** begin **

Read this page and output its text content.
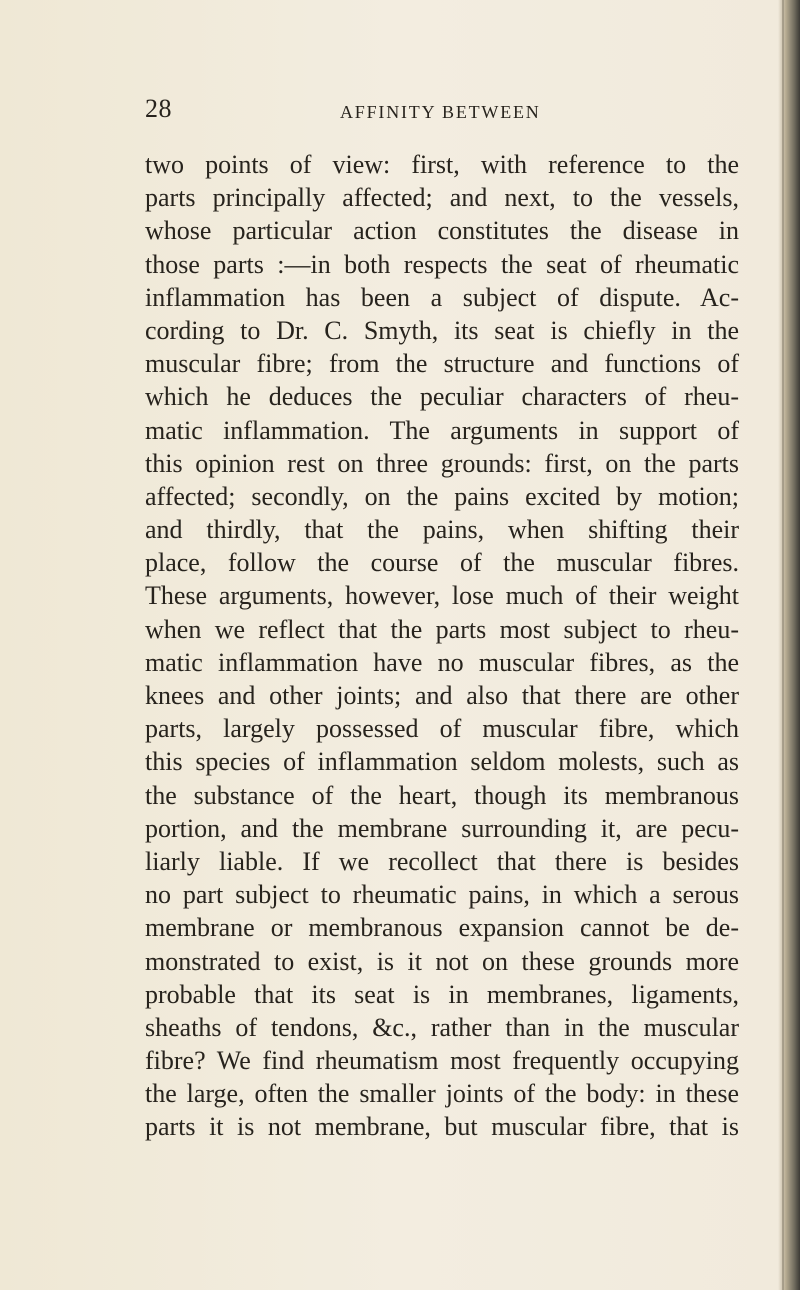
28	AFFINITY BETWEEN
two points of view: first, with reference to the
parts principally affected; and next, to the vessels,
whose particular action constitutes the disease in
those parts :—in both respects the seat of rheumatic
inflammation has been a subject of dispute. Ac-
cording to Dr. C. Smyth, its seat is chiefly in the
muscular fibre; from the structure and functions of
which he deduces the peculiar characters of rheu-
matic inflammation. The arguments in support of
this opinion rest on three grounds: first, on the parts
affected; secondly, on the pains excited by motion;
and thirdly, that the pains, when shifting their
place, follow the course of the muscular fibres.
These arguments, however, lose much of their weight
when we reflect that the parts most subject to rheu-
matic inflammation have no muscular fibres, as the
knees and other joints; and also that there are other
parts, largely possessed of muscular fibre, which
this species of inflammation seldom molests, such as
the substance of the heart, though its membranous
portion, and the membrane surrounding it, are pecu-
liarly liable. If we recollect that there is besides
no part subject to rheumatic pains, in which a serous
membrane or membranous expansion cannot be de-
monstrated to exist, is it not on these grounds more
probable that its seat is in membranes, ligaments,
sheaths of tendons, &c., rather than in the muscular
fibre? We find rheumatism most frequently occupying
the large, often the smaller joints of the body: in these
parts it is not membrane, but muscular fibre, that is
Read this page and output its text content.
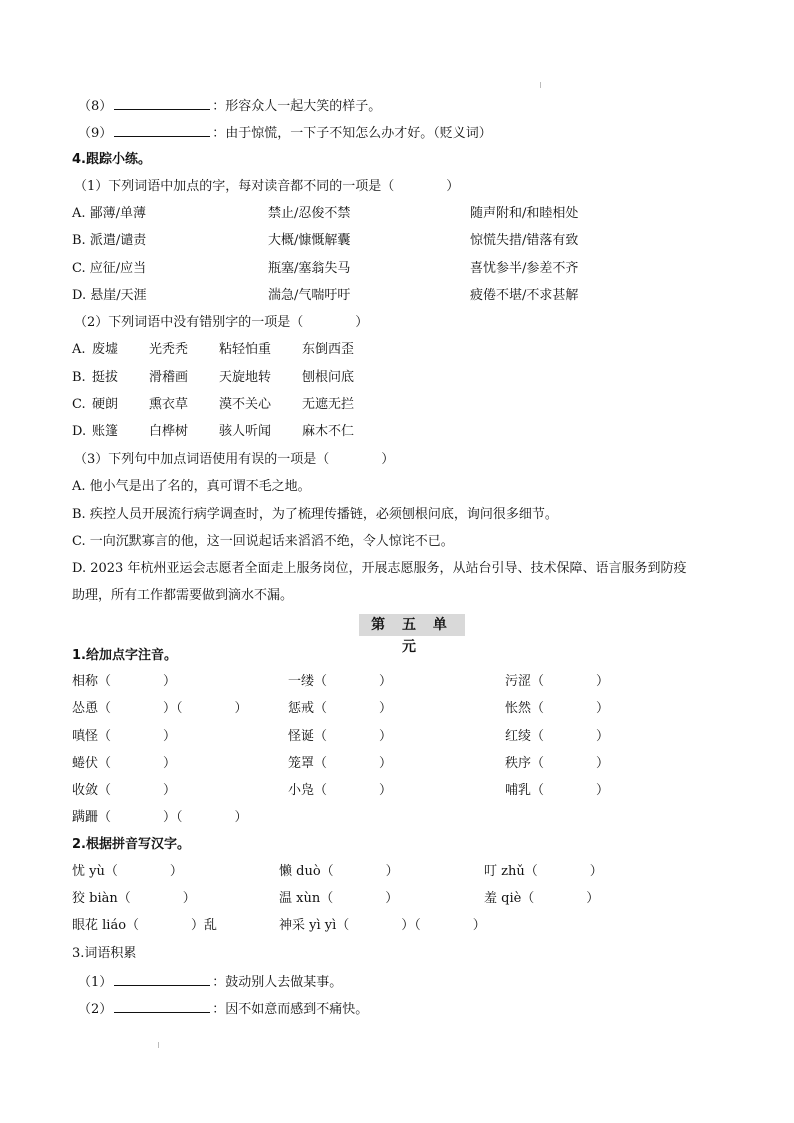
（8）	：形容众人一起大笑的样子。
（9）	：由于惊慌，一下子不知怎么办才好。（贬义词）
4.跟踪小练。
（1）下列词语中加点的字，每对读音都不同的一项是（　　　　）
A. 鄙薄/单薄	禁止/忍俊不禁	随声附和/和睦相处
B. 派遣/谴责	大概/慷慨解囊	惊慌失措/错落有致
C. 应征/应当	瓶塞/塞翁失马	喜忧参半/参差不齐
D. 悬崖/天涯	湍急/气喘吁吁	疲倦不堪/不求甚解
（2）下列词语中没有错别字的一项是（　　　　）
A. 废墟 光秃秃 粘轻怕重 东倒西歪
B. 挺拔 滑稽画 天旋地转 刨根问底
C. 硬朗 熏衣草 漠不关心 无遮无拦
D. 账篷 白桦树 骇人听闻 麻木不仁
（3）下列句中加点词语使用有误的一项是（　　　　）
A. 他小气是出了名的，真可谓不毛之地。
B. 疾控人员开展流行病学调查时，为了梳理传播链，必须刨根问底，询问很多细节。
C. 一向沉默寡言的他，这一回说起话来滔滔不绝，令人惊诧不已。
D. 2023 年杭州亚运会志愿者全面走上服务岗位，开展志愿服务，从站台引导、技术保障、语言服务到防疫
助理，所有工作都需要做到滴水不漏。
第 五 单 元
1.给加点字注音。
相称（　　　　）	一缕（　　　　）	污涩（　　　　）
怂恿（　　　　）（　　　　）	惩戒（　　　　）	怅然（　　　　）
嗔怪（　　　　）	怪诞（　　　　）	红绫（　　　　）
蜷伏（　　　　）	笼罩（　　　　）	秩序（　　　　）
收敛（　　　　）	小凫（　　　　）	哺乳（　　　　）
蹒跚（　　　　）（　　　　）
2.根据拼音写汉字。
忧 yù（　　　　）	懒 duò（　　　　）	叮 zhǔ（　　　　）
狡 biàn（　　　　）	温 xùn（　　　　）	羞 qiè（　　　　）
眼花 liáo（　　　　）乱	神采 yì yì（　　　　）（　　　　）
3.词语积累
（1）	：鼓动别人去做某事。
（2）	：因不如意而感到不痛快。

** end **

(GOAL)
Keep only the lines that hold the string "fibres", and copy them out.

(EXERCISE ANSWER)
place, follow the course of the muscular fibres.
matic inflammation have no muscular fibres, as the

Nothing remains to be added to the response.